THE PROBLEM: Can you restate the records below word for word?
####################
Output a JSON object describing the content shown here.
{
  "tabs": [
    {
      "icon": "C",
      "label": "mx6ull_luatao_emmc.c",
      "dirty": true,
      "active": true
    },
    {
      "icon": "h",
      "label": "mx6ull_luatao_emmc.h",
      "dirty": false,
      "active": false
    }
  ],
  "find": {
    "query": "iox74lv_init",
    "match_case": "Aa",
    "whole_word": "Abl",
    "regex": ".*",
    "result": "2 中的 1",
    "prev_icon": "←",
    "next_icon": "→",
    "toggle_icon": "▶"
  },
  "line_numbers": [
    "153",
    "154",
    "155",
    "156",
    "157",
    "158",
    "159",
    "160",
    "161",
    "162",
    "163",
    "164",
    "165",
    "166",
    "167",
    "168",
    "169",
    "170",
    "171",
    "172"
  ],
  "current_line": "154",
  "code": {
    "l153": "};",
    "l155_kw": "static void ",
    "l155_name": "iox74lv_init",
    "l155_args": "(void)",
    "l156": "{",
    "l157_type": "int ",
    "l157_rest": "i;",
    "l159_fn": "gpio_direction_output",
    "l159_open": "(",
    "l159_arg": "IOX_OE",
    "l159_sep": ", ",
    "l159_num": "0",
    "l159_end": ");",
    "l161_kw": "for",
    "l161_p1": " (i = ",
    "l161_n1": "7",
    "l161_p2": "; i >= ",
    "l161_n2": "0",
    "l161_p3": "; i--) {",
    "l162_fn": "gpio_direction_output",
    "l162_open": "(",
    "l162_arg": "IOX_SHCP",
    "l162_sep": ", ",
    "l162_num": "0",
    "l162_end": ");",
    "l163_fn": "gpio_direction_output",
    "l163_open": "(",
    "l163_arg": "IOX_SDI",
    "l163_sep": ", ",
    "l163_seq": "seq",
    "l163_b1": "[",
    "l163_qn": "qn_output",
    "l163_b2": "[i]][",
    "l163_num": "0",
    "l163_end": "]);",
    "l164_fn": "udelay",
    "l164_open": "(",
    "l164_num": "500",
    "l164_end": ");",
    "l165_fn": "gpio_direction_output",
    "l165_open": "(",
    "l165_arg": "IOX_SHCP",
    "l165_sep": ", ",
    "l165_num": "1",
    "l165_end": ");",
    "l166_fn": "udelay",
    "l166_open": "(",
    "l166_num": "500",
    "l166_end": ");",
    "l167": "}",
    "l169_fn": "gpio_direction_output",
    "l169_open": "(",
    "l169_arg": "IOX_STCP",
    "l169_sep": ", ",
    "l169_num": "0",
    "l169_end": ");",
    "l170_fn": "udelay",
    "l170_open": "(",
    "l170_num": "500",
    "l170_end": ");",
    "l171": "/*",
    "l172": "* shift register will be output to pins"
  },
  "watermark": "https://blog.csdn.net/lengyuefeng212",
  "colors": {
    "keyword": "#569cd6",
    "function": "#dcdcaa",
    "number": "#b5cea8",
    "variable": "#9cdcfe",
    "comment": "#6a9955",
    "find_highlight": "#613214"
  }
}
####################
WRITTEN ANSWER:
Output a JSON object describing the content shown here.
{
  "tabs": [
    {
      "icon": "C",
      "label": "mx6ull_luatao_emmc.c",
      "dirty": true,
      "active": true
    },
    {
      "icon": "h",
      "label": "mx6ull_luatao_emmc.h",
      "dirty": false,
      "active": false
    }
  ],
  "find": {
    "query": "iox74lv_init",
    "match_case": "Aa",
    "whole_word": "Abl",
    "regex": ".*",
    "result": "2 中的 1",
    "prev_icon": "←",
    "next_icon": "→",
    "toggle_icon": "▶"
  },
  "line_numbers": [
    "153",
    "154",
    "155",
    "156",
    "157",
    "158",
    "159",
    "160",
    "161",
    "162",
    "163",
    "164",
    "165",
    "166",
    "167",
    "168",
    "169",
    "170",
    "171",
    "172"
  ],
  "current_line": "154",
  "code": {
    "l153": "};",
    "l155_kw": "static void ",
    "l155_name": "iox74lv_init",
    "l155_args": "(void)",
    "l156": "{",
    "l157_type": "int ",
    "l157_rest": "i;",
    "l159_fn": "gpio_direction_output",
    "l159_open": "(",
    "l159_arg": "IOX_OE",
    "l159_sep": ", ",
    "l159_num": "0",
    "l159_end": ");",
    "l161_kw": "for",
    "l161_p1": " (i = ",
    "l161_n1": "7",
    "l161_p2": "; i >= ",
    "l161_n2": "0",
    "l161_p3": "; i--) {",
    "l162_fn": "gpio_direction_output",
    "l162_open": "(",
    "l162_arg": "IOX_SHCP",
    "l162_sep": ", ",
    "l162_num": "0",
    "l162_end": ");",
    "l163_fn": "gpio_direction_output",
    "l163_open": "(",
    "l163_arg": "IOX_SDI",
    "l163_sep": ", ",
    "l163_seq": "seq",
    "l163_b1": "[",
    "l163_qn": "qn_output",
    "l163_b2": "[i]][",
    "l163_num": "0",
    "l163_end": "]);",
    "l164_fn": "udelay",
    "l164_open": "(",
    "l164_num": "500",
    "l164_end": ");",
    "l165_fn": "gpio_direction_output",
    "l165_open": "(",
    "l165_arg": "IOX_SHCP",
    "l165_sep": ", ",
    "l165_num": "1",
    "l165_end": ");",
    "l166_fn": "udelay",
    "l166_open": "(",
    "l166_num": "500",
    "l166_end": ");",
    "l167": "}",
    "l169_fn": "gpio_direction_output",
    "l169_open": "(",
    "l169_arg": "IOX_STCP",
    "l169_sep": ", ",
    "l169_num": "0",
    "l169_end": ");",
    "l170_fn": "udelay",
    "l170_open": "(",
    "l170_num": "500",
    "l170_end": ");",
    "l171": "/*",
    "l172": "* shift register will be output to pins"
  },
  "watermark": "https://blog.csdn.net/lengyuefeng212",
  "colors": {
    "keyword": "#569cd6",
    "function": "#dcdcaa",
    "number": "#b5cea8",
    "variable": "#9cdcfe",
    "comment": "#6a9955",
    "find_highlight": "#613214"
  }
}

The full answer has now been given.